§ **WHAT TO DO**: Examine each line of the data. Copy those that contain the string "year".

§ **AVAILABLE RECORDS**:
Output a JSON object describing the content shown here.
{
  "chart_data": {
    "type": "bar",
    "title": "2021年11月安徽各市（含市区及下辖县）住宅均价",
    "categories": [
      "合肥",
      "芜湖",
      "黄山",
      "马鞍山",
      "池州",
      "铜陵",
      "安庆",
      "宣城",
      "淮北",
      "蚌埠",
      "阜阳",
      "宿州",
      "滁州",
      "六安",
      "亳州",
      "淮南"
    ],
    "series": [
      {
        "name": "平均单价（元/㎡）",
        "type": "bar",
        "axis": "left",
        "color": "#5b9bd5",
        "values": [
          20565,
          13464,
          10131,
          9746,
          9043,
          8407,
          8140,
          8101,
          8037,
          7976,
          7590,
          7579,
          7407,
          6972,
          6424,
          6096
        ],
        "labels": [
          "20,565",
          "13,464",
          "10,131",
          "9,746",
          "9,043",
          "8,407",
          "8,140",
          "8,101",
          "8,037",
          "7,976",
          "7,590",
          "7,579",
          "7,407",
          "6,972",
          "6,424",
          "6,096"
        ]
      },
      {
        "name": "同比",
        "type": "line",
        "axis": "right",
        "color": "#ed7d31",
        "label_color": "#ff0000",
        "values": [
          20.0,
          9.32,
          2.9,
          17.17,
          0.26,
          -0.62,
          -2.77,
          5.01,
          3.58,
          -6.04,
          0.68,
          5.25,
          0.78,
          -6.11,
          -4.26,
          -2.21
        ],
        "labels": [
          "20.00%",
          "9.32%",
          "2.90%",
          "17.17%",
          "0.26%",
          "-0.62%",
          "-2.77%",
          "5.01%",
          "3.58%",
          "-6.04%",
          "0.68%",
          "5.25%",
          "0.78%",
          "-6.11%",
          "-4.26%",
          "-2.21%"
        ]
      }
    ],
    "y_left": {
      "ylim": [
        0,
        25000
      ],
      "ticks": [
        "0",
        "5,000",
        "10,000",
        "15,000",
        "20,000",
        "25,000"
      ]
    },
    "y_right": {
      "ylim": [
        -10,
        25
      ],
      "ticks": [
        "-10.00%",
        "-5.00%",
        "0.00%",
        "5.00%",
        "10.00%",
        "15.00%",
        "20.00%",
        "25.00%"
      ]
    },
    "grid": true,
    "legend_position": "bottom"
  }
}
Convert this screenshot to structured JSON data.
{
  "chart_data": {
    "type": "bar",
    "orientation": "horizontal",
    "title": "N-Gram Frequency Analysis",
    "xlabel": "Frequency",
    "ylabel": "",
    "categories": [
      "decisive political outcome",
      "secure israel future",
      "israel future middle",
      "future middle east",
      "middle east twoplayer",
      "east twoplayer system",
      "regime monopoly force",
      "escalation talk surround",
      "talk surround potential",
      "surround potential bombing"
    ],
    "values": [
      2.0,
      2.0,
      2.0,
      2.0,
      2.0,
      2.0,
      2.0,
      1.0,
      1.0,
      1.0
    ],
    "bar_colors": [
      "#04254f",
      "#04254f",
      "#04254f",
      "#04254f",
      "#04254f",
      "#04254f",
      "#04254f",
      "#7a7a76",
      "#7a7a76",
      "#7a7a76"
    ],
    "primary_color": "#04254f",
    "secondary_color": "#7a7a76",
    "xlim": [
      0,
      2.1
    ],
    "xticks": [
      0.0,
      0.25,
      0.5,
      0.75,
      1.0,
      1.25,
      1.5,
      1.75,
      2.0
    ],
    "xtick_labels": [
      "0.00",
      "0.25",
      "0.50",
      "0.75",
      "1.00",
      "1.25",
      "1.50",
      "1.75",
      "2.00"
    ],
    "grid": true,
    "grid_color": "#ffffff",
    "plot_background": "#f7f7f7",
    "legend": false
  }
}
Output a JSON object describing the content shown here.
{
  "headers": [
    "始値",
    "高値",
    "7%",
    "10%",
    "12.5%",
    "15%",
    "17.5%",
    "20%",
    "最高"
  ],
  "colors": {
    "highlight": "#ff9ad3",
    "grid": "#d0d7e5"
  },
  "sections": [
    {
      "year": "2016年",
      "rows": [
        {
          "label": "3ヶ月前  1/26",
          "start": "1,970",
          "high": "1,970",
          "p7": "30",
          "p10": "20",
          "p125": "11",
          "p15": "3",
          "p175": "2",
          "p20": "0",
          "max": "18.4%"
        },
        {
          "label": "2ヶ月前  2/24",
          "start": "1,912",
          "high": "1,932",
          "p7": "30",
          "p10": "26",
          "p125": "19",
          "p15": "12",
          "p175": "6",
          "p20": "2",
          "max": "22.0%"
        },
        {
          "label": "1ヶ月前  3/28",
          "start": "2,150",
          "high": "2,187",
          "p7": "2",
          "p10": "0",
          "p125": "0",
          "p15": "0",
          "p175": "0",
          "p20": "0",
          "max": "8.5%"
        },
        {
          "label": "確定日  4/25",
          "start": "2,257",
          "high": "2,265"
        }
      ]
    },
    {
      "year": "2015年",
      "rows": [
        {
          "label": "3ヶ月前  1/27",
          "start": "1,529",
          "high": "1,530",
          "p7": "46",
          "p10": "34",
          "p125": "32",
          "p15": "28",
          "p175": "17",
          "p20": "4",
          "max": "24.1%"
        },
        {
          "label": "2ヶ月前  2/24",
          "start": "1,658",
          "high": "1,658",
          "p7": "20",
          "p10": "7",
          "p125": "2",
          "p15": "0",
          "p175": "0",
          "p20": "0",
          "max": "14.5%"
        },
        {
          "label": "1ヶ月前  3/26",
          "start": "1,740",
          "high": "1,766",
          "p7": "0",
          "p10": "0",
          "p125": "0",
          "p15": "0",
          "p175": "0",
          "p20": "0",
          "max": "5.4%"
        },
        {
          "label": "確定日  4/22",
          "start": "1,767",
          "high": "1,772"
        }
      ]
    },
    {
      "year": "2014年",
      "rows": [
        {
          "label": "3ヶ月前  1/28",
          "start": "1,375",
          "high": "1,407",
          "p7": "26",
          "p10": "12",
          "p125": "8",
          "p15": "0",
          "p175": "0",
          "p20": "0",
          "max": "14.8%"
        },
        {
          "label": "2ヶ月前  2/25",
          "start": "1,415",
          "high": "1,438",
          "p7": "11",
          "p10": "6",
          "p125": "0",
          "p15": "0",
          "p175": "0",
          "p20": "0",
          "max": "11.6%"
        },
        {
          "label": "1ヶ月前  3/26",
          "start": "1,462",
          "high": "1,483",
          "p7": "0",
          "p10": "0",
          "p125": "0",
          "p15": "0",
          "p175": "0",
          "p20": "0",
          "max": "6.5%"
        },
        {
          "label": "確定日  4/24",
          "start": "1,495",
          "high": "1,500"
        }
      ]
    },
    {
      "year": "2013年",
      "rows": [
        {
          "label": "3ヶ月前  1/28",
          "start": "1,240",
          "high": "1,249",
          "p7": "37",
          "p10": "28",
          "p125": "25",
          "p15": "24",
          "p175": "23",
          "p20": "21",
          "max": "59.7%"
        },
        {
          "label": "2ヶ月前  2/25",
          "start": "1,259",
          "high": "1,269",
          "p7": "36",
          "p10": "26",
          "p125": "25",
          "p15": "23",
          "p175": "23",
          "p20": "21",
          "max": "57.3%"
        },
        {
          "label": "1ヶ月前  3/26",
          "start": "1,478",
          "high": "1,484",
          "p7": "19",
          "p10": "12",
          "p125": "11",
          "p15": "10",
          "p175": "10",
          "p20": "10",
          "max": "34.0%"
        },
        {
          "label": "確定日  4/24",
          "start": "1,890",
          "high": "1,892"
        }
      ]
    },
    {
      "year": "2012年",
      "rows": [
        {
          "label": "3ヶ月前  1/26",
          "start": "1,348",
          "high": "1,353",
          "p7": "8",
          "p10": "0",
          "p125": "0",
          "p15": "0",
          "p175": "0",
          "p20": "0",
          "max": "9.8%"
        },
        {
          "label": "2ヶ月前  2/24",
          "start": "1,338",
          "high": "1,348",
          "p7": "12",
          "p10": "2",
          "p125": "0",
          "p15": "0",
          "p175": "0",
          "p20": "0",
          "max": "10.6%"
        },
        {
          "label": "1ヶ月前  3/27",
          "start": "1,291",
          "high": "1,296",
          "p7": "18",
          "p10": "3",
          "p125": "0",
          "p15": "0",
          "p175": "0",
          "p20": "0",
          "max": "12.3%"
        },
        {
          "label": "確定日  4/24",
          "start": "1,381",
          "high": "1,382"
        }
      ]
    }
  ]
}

§ **RESULT OF THIS TASK**:
      "year": "2016年",
      "year": "2015年",
      "year": "2014年",
      "year": "2013年",
      "year": "2012年",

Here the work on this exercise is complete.